Text provided =>
════════════════
Weather and rain have undone it again,
And now you would never know
There was once a road through the woods …
Rudyard Kipling, The Way Through the Woods
I was too young to understand what people meant when they said that war had broken out on 3 September 1939; and as our home was some forty miles west of London, we escaped most of the hazards that harassed rural people closer to the enemy. But I do remember occasional fighter aircraft streaking overhead, searchlight beams flicking about the night sky, and, one afternoon, the rough roar of a V-1 flying bomb – like a malfunctioning motorbike engine – which suddenly cut out above us, leaving the doodlebug to crash and explode a mile away.
I was lucky enough to be brought up in an isolated farmhouse in the Chiltern Hills, and images of rural England at that time remain vivid in my mind. My family were not farmers: we merely rented the house. But we lived deep in the countryside, surrounded by the woods and fields of a large estate, and joined in many of the farm activities. With five bedrooms, the Victorian house was quite large, and perhaps had been built for a farm manager; but its facilities were primitive, and much the same as those in the cottages round about. We had no mains water, and our supply had to be pumped up by hand from one of the brick-lined underground cisterns built around the farm to collect rain for animals and humans. Our electricity – fit only to light feeble bulbs – came from a temperamental generator in one of the sheds.
With my father away in the army, my mother must have had a tough time managing our household. She cooked on an ancient, coal-fired iron range, boiled up the laundry in a copper heated by wood and coal, and wrung out the washing through a mangle before hanging it on a line slung between two old apple trees. She heated her iron on the range, and the only means of keeping the other rooms warm were small open fires. How she did her shopping, I do not know – but as our little Morris Eight was off the road for lack of petrol, I can only assume that she walked the mile to the main road and caught the bus into town, or else that a van from the local grocer made occasional deliveries.
We were seldom short of food, for we had rabbits from the gamekeeper, eggs from our own chickens, vegetables from the garden and any amount of fruit – apples for cooking and eating, currants black and red, blackberries in the autumn and huge white-heart cherries from two splendid trees in the paddock. My mother preserved everything she could lay hands on – eggs in earthenware tubs of slimy waterglass, fruit in Kilner jars with clipped-on lids. In good seasons another venerable tree showered down hundreds of walnuts, and in autumn meadows turned white with mushrooms.
We children had wonderful freedom outdoors. Petrol rationing meant that my sister and I had to make our own way to school, pedalling our bikes along farm lanes or wheeling them through woodland rides to the point on a minor road where a school bus picked us up. Dense laurel thickets and towering beech trees held no terrors, even in the dark of winter afternoons, for the way through the woods was as familiar to us as our garden paths. No sign or building marked our rendezvous on the public highway: the only shelter for our machines was the hollowed-out trunk of a huge beech tree which stood beside the road – and in that fire-blasted cavern we left them, unlocked and unprotected, until the bus brought us back and we recovered them to ride home.
════════════════
Source material =>
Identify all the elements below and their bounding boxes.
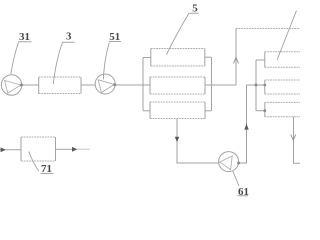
════════════════
Given exercise =>
In the text on a wartime childhood in the Chiltern Hills, why did the writer and the writer's sister have to make their own way to the school bus? Answer in one to three sentences.

Correct output =>
Petrol rationing meant they had to get there on their own. They rode their bikes along farm lanes or wheeled them through woodland rides to a point on a minor road where a school bus picked them up.